>> begin SUPPLIED MATERIAL

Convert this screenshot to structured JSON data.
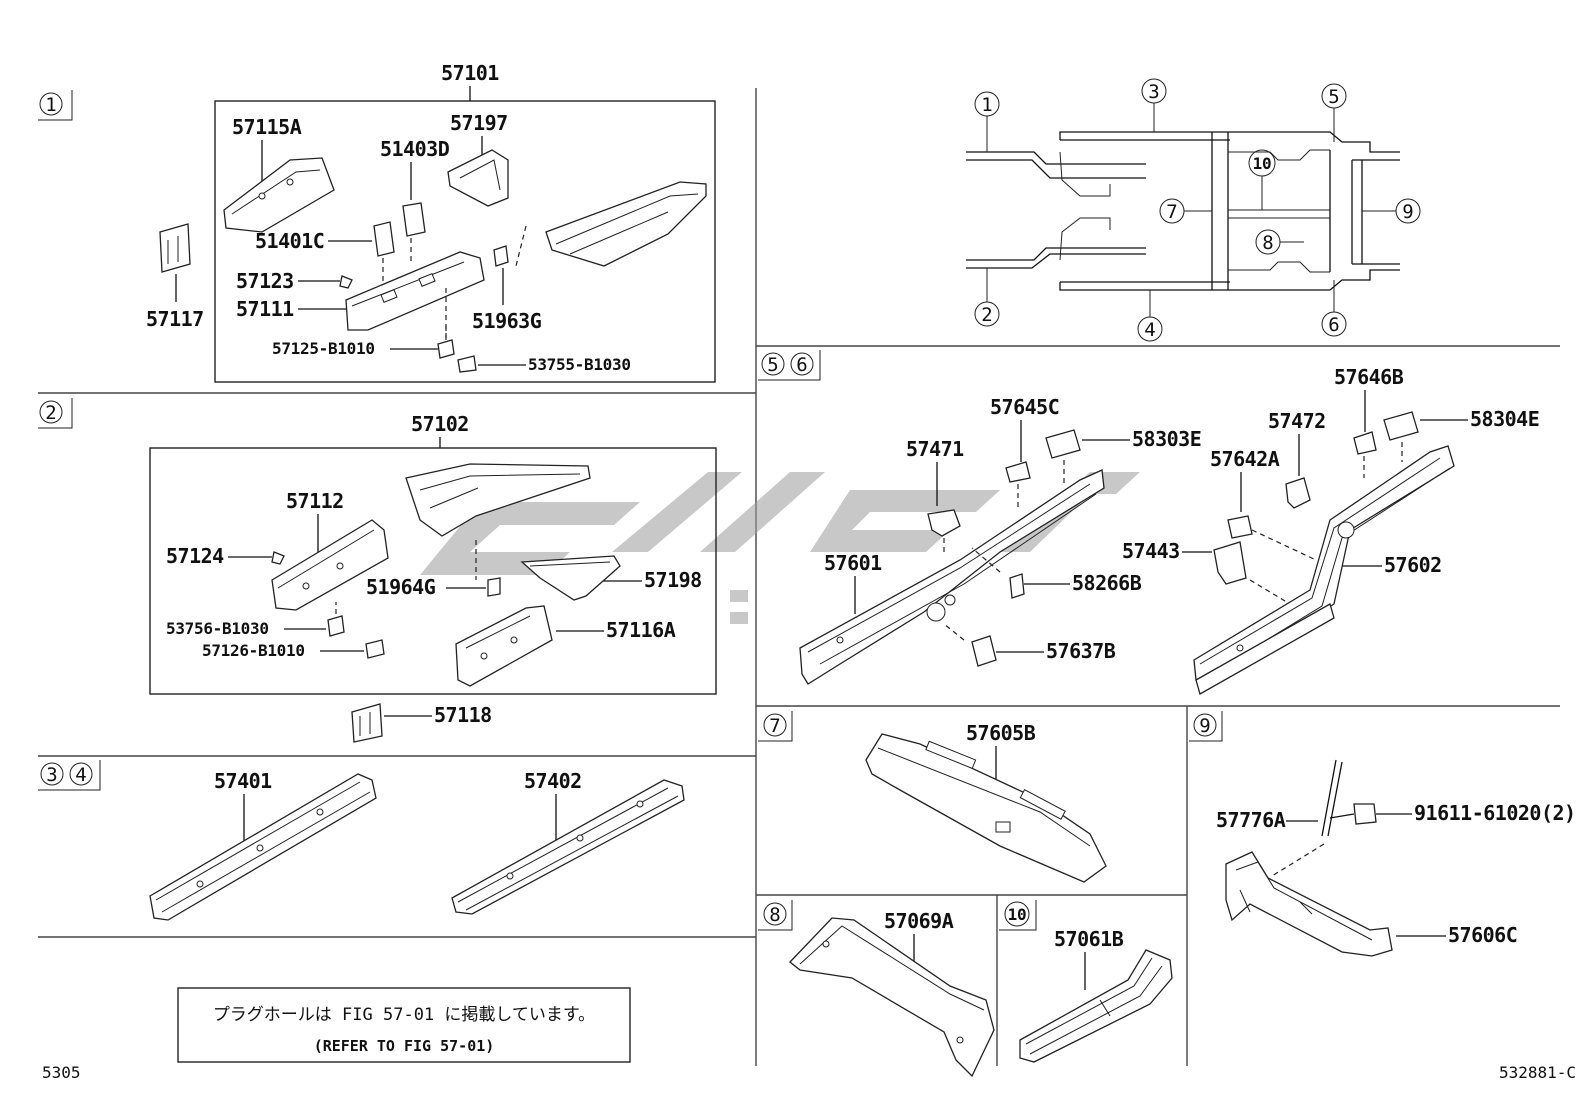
{
  "sections": {
    "s1": "1",
    "s2": "2",
    "s3": "3",
    "s4": "4",
    "s5": "5",
    "s6": "6",
    "s7": "7",
    "s8": "8",
    "s9": "9",
    "s10": "10"
  },
  "overview_markers": [
    "1",
    "2",
    "3",
    "4",
    "5",
    "6",
    "7",
    "8",
    "9",
    "10"
  ],
  "parts": {
    "p57101": "57101",
    "p57115A": "57115A",
    "p57197": "57197",
    "p51403D": "51403D",
    "p51401C": "51401C",
    "p57123": "57123",
    "p57111": "57111",
    "p57117": "57117",
    "p51963G": "51963G",
    "p57125": "57125-B1010",
    "p53755": "53755-B1030",
    "p57102": "57102",
    "p57112": "57112",
    "p57124": "57124",
    "p51964G": "51964G",
    "p57198": "57198",
    "p53756": "53756-B1030",
    "p57126": "57126-B1010",
    "p57116A": "57116A",
    "p57118": "57118",
    "p57401": "57401",
    "p57402": "57402",
    "p57645C": "57645C",
    "p58303E": "58303E",
    "p57471": "57471",
    "p57601": "57601",
    "p58266B": "58266B",
    "p57637B": "57637B",
    "p57646B": "57646B",
    "p57472": "57472",
    "p58304E": "58304E",
    "p57642A": "57642A",
    "p57443": "57443",
    "p57602": "57602",
    "p57605B": "57605B",
    "p57776A": "57776A",
    "p91611": "91611-61020(2)",
    "p57606C": "57606C",
    "p57069A": "57069A",
    "p57061B": "57061B"
  },
  "note": {
    "jp": "プラグホールは FIG 57-01 に掲載しています。",
    "en": "(REFER TO FIG 57-01)"
  },
  "footer": {
    "left": "5305",
    "right": "532881-C"
  },
  "colors": {
    "line": "#111111",
    "watermark": "#9a9a9a",
    "background": "#ffffff"
  }
}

>> end SUPPLIED MATERIAL

-- EXERCISE REQUIREMENTS --
Every entry must be reproduced exactly, with the images left out.

-- RESULT OF THE EXERCISE --
Convert this screenshot to structured JSON data.
{
  "sections": {
    "s1": "1",
    "s2": "2",
    "s3": "3",
    "s4": "4",
    "s5": "5",
    "s6": "6",
    "s7": "7",
    "s8": "8",
    "s9": "9",
    "s10": "10"
  },
  "overview_markers": [
    "1",
    "2",
    "3",
    "4",
    "5",
    "6",
    "7",
    "8",
    "9",
    "10"
  ],
  "parts": {
    "p57101": "57101",
    "p57115A": "57115A",
    "p57197": "57197",
    "p51403D": "51403D",
    "p51401C": "51401C",
    "p57123": "57123",
    "p57111": "57111",
    "p57117": "57117",
    "p51963G": "51963G",
    "p57125": "57125-B1010",
    "p53755": "53755-B1030",
    "p57102": "57102",
    "p57112": "57112",
    "p57124": "57124",
    "p51964G": "51964G",
    "p57198": "57198",
    "p53756": "53756-B1030",
    "p57126": "57126-B1010",
    "p57116A": "57116A",
    "p57118": "57118",
    "p57401": "57401",
    "p57402": "57402",
    "p57645C": "57645C",
    "p58303E": "58303E",
    "p57471": "57471",
    "p57601": "57601",
    "p58266B": "58266B",
    "p57637B": "57637B",
    "p57646B": "57646B",
    "p57472": "57472",
    "p58304E": "58304E",
    "p57642A": "57642A",
    "p57443": "57443",
    "p57602": "57602",
    "p57605B": "57605B",
    "p57776A": "57776A",
    "p91611": "91611-61020(2)",
    "p57606C": "57606C",
    "p57069A": "57069A",
    "p57061B": "57061B"
  },
  "note": {
    "jp": "プラグホールは FIG 57-01 に掲載しています。",
    "en": "(REFER TO FIG 57-01)"
  },
  "footer": {
    "left": "5305",
    "right": "532881-C"
  },
  "colors": {
    "line": "#111111",
    "watermark": "#9a9a9a",
    "background": "#ffffff"
  }
}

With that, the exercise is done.